Advantages of the Invention
[0018] In addition, the systematic and probabilistic error calculations can be used to improve the performance of an object tracking system in an unstructured environment. For example, in the case of a grass tee line on an open field or driving range, the systematic and probabilistic error calculations can be used to identify the starting points of golf shots hit by multiple golfers standing very close to each other on the tee line. Moreover, the systematic and probabilistic error calculations can be used to improve the golfer's experience and / or improve the object tracking system setup, thereby facilitating the deployment of an effective system using a minimum number of sensors for a given range.

* PROBLEM SET *
[a] From the passage on error calculations in object tracking, extract the words between "Advantages of the" and "a given range.", inclusive.
[b] Continue the passage on error calculations in object tracking, starting after its final sentence.
The data that comes after this passage has no role in the work.

* GIVEN MATERIAL *
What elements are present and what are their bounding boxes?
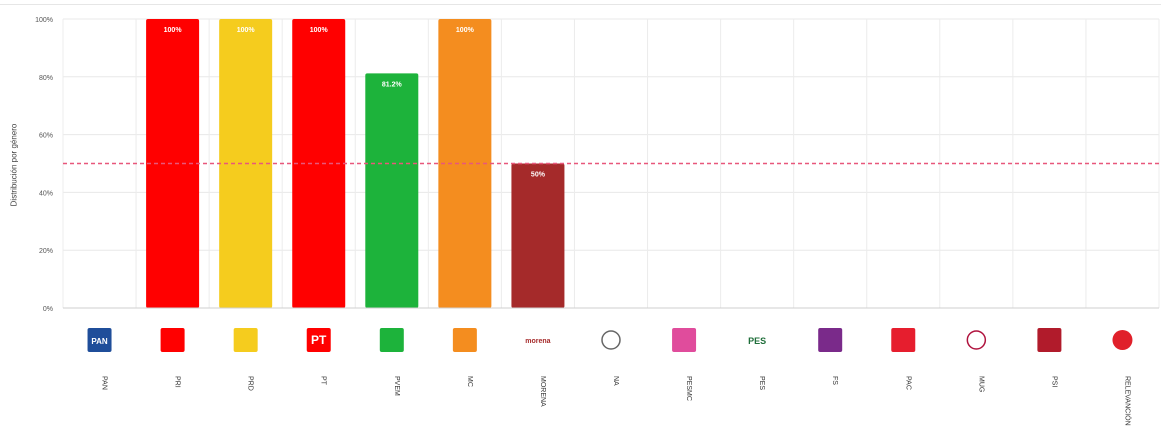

* EXPECTED RESPONSES *
[a]
Advantages of the Invention
[0018] In addition, the systematic and probabilistic error calculations can be used to improve the performance of an object tracking system in an unstructured environment. For example, in the case of a grass tee line on an open field or driving range, the systematic and probabilistic error calculations can be used to identify the starting points of golf shots hit by multiple golfers standing very close to each other on the tee line. Moreover, the systematic and probabilistic error calculations can be used to improve the golfer's experience and / or improve the object tracking system setup, thereby facilitating the deployment of an effective system using a minimum number of sensors for a given range.

[b]
[0019] Furthermore, a separate, dedicated golf ball tracking system is not required for each hitting position, which reduces costs in a system where multiple golfers hit golf balls simultaneously. Using fewer golf ball tracking systems at a site, such as a golf driving range, can reduce the work required to manage the system and correct hardware errors or repair malfunctions. Moreover, a wider field of view can be achieved, for example, within a golf bay, where fewer components need to be placed near the golfer. For example, there is no requirement for a golf ball tracking system that uses the systems and techniques detailed in this disclosure to install tracking units within each golf bay of a golf entertainment facility. Moreover, fewer tracking systems reduce the overall complexity of the system from a software perspective, especially when a golf facility is completely covered by only a single system.
[0020] Details of one or more embodiments of the subject matter described in this specification are set forth in the accompanying drawings and the following description. Other features, aspects, and advantages of the invention will become apparent from the description, the drawings, and the claims.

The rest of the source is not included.